Claims:WE CLAIM:

1. A method for converting wet municipal solid waste to dried fuel pellets, the method comprising the steps of:
• receiving a calculated quantity of wet municipal solid waste in segregated form;
• removing non biodegradable matter from the wet municipal solid waste;
• shredding the wet municipal solid waste into fine particles using a shredder;
• blending the shredded wet municipal solid waste with dried biomass using a blender;
• breeze drying the blended waste using a vibrating tray type dryer; and
• compacting the breeze dried waste to any one of pellets and briquettes, the pellets/briquettes capable of being used in biomass stoves as cooking fuel for cooking food as well as into biogas digesters to produce biogas.

2. The method (100) as claimed in claim 1, wherein the wet municipal solid waste is shredded to a reduced particle size of about less than 10 mm.

3. The method (100) as claimed in claim 1, wherein the dried biomass is selected from any of rice straw and sawdust.

4. The method (100) as claimed in claim 1, wherein the dried biomass is mixed with the shredded wet municipal solid waste at a concentration of about 20% by weight.

5. The method (100) as claimed in claim 1, wherein the blending is carried out at a speed of 8 revolutions per minute using a stirred type blender to reduce initial moisture content of about 75% to about 45%.
6. The method (100) as claimed in claim 1, wherein breeze drying the blended waste comprises the steps of:
• spreading a thin film of blended waste on a plurality of trays mounted on a frame of the vibrating tray type dryer;
• putting the vibrating tray type dryer into a drying chamber;
• lifting the frame in the air using a spring arrangement of the vibrating tray type dryer;
• vibrating the frame using a vibrator motor of the vibrating tray type dryer;
• forcing ambient air, using a fan, continuously over the thin film of blended waste spread on the plurality of trays to breeze dry the blended waste in the drying chamber; and
• collecting the dried waste for being compacted.

7. The method (100) as claimed in claim 1, wherein breeze drying of the blended waste is carried out without using an external heat source and reduces the moisture content of the blended waste from about 45% to about 20% only.

(Stored dataset items)
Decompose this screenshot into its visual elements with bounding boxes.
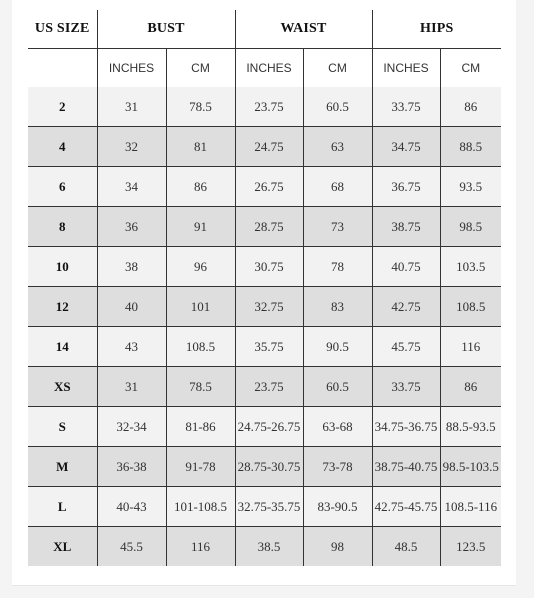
empty-corner-cell: [28, 49, 97, 88]
hips-cm-cell: 86: [440, 87, 501, 127]
hips-inches-cell: 42.75: [372, 287, 440, 327]
table-row: [28, 367, 501, 407]
waist-cm-cell: 78: [303, 247, 372, 287]
table-row: [28, 407, 501, 447]
waist-inches-cell: 23.75: [235, 367, 303, 407]
bust-cm-cell: 101: [166, 287, 235, 327]
table-row: [28, 207, 501, 247]
hips-cm-cell: 123.5: [440, 527, 501, 567]
size-label-cell: XS: [28, 367, 97, 407]
waist-cm-cell: 68: [303, 167, 372, 207]
bust-inches-header: INCHES: [97, 49, 166, 88]
hips-cm-cell: 86: [440, 367, 501, 407]
table-row: [28, 167, 501, 207]
waist-inches-cell: 28.75-30.75: [235, 447, 303, 487]
size-label-cell: L: [28, 487, 97, 527]
waist-cm-cell: 73-78: [303, 447, 372, 487]
bust-cm-cell: 91-78: [166, 447, 235, 487]
table-row: [28, 247, 501, 287]
waist-inches-cell: 24.75: [235, 127, 303, 167]
waist-inches-cell: 30.75: [235, 247, 303, 287]
waist-cm-cell: 83: [303, 287, 372, 327]
bust-inches-cell: 36: [97, 207, 166, 247]
hips-inches-cell: 42.75-45.75: [372, 487, 440, 527]
bust-inches-cell: 38: [97, 247, 166, 287]
bust-cm-cell: 108.5: [166, 327, 235, 367]
bottom-gutter: [0, 586, 534, 598]
bust-cm-cell: 91: [166, 207, 235, 247]
bust-inches-cell: 34: [97, 167, 166, 207]
bust-cm-cell: 81: [166, 127, 235, 167]
hips-cm-cell: 108.5: [440, 287, 501, 327]
bust-cm-cell: 101-108.5: [166, 487, 235, 527]
bust-inches-cell: 45.5: [97, 527, 166, 567]
hips-cm-cell: 108.5-116: [440, 487, 501, 527]
waist-cm-header: CM: [303, 49, 372, 88]
hips-cm-header: CM: [440, 49, 501, 88]
hips-inches-cell: 38.75: [372, 207, 440, 247]
waist-inches-cell: 28.75: [235, 207, 303, 247]
table-row: [28, 327, 501, 367]
hips-inches-header: INCHES: [372, 49, 440, 88]
left-gutter: [0, 0, 12, 598]
size-label-cell: 2: [28, 87, 97, 127]
bust-cm-cell: 81-86: [166, 407, 235, 447]
table-row: [28, 287, 501, 327]
table-row: [28, 487, 501, 527]
hips-header: HIPS: [372, 10, 501, 49]
table-row: [28, 527, 501, 567]
hips-cm-cell: 93.5: [440, 167, 501, 207]
table-row: [28, 87, 501, 127]
size-label-cell: S: [28, 407, 97, 447]
hips-inches-cell: 33.75: [372, 367, 440, 407]
waist-cm-cell: 60.5: [303, 87, 372, 127]
us-size-header: US SIZE: [28, 10, 97, 49]
size-label-cell: 6: [28, 167, 97, 207]
bust-inches-cell: 31: [97, 87, 166, 127]
table-row: [28, 447, 501, 487]
bust-cm-cell: 78.5: [166, 87, 235, 127]
bust-inches-cell: 36-38: [97, 447, 166, 487]
size-label-cell: 10: [28, 247, 97, 287]
hips-cm-cell: 88.5: [440, 127, 501, 167]
bust-inches-cell: 32-34: [97, 407, 166, 447]
hips-inches-cell: 48.5: [372, 527, 440, 567]
bust-cm-header: CM: [166, 49, 235, 88]
hips-inches-cell: 40.75: [372, 247, 440, 287]
hips-inches-cell: 45.75: [372, 327, 440, 367]
size-label-cell: XL: [28, 527, 97, 567]
hips-cm-cell: 98.5-103.5: [440, 447, 501, 487]
waist-inches-cell: 38.5: [235, 527, 303, 567]
bust-inches-cell: 40: [97, 287, 166, 327]
size-chart-table: [28, 10, 501, 566]
waist-cm-cell: 83-90.5: [303, 487, 372, 527]
waist-inches-cell: 23.75: [235, 87, 303, 127]
unit-header-row: [28, 49, 501, 88]
waist-cm-cell: 63: [303, 127, 372, 167]
hips-cm-cell: 103.5: [440, 247, 501, 287]
bust-cm-cell: 86: [166, 167, 235, 207]
waist-inches-cell: 35.75: [235, 327, 303, 367]
waist-inches-header: INCHES: [235, 49, 303, 88]
bust-header: BUST: [97, 10, 235, 49]
group-header-row: [28, 10, 501, 49]
waist-inches-cell: 32.75-35.75: [235, 487, 303, 527]
size-rows: [28, 87, 501, 566]
size-label-cell: 14: [28, 327, 97, 367]
waist-cm-cell: 73: [303, 207, 372, 247]
right-gutter: [516, 0, 534, 598]
waist-cm-cell: 98: [303, 527, 372, 567]
waist-inches-cell: 24.75-26.75: [235, 407, 303, 447]
hips-inches-cell: 38.75-40.75: [372, 447, 440, 487]
hips-inches-cell: 34.75-36.75: [372, 407, 440, 447]
hips-inches-cell: 34.75: [372, 127, 440, 167]
table-row: [28, 127, 501, 167]
bust-cm-cell: 96: [166, 247, 235, 287]
size-label-cell: M: [28, 447, 97, 487]
bust-inches-cell: 32: [97, 127, 166, 167]
bust-inches-cell: 31: [97, 367, 166, 407]
bust-cm-cell: 78.5: [166, 367, 235, 407]
hips-inches-cell: 36.75: [372, 167, 440, 207]
hips-cm-cell: 88.5-93.5: [440, 407, 501, 447]
hips-inches-cell: 33.75: [372, 87, 440, 127]
waist-cm-cell: 60.5: [303, 367, 372, 407]
waist-inches-cell: 32.75: [235, 287, 303, 327]
waist-inches-cell: 26.75: [235, 167, 303, 207]
bust-cm-cell: 116: [166, 527, 235, 567]
hips-cm-cell: 116: [440, 327, 501, 367]
size-label-cell: 8: [28, 207, 97, 247]
bust-inches-cell: 40-43: [97, 487, 166, 527]
waist-header: WAIST: [235, 10, 372, 49]
size-label-cell: 12: [28, 287, 97, 327]
waist-cm-cell: 63-68: [303, 407, 372, 447]
hips-cm-cell: 98.5: [440, 207, 501, 247]
bust-inches-cell: 43: [97, 327, 166, 367]
waist-cm-cell: 90.5: [303, 327, 372, 367]
size-label-cell: 4: [28, 127, 97, 167]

**THE TASKS**
1. According to the patent claims, which materials can be chosen as the dried biomass?
2. Output the passage of the patent claims from "5. The method" up to and including "to about 45%.".
You do not need the listing to complete this work.

**SOLUTIONS TO THE EXERCISE**
1. Rice straw or sawdust.

2.
5. The method (100) as claimed in claim 1, wherein the blending is carried out at a speed of 8 revolutions per minute using a stirred type blender to reduce initial moisture content of about 75% to about 45%.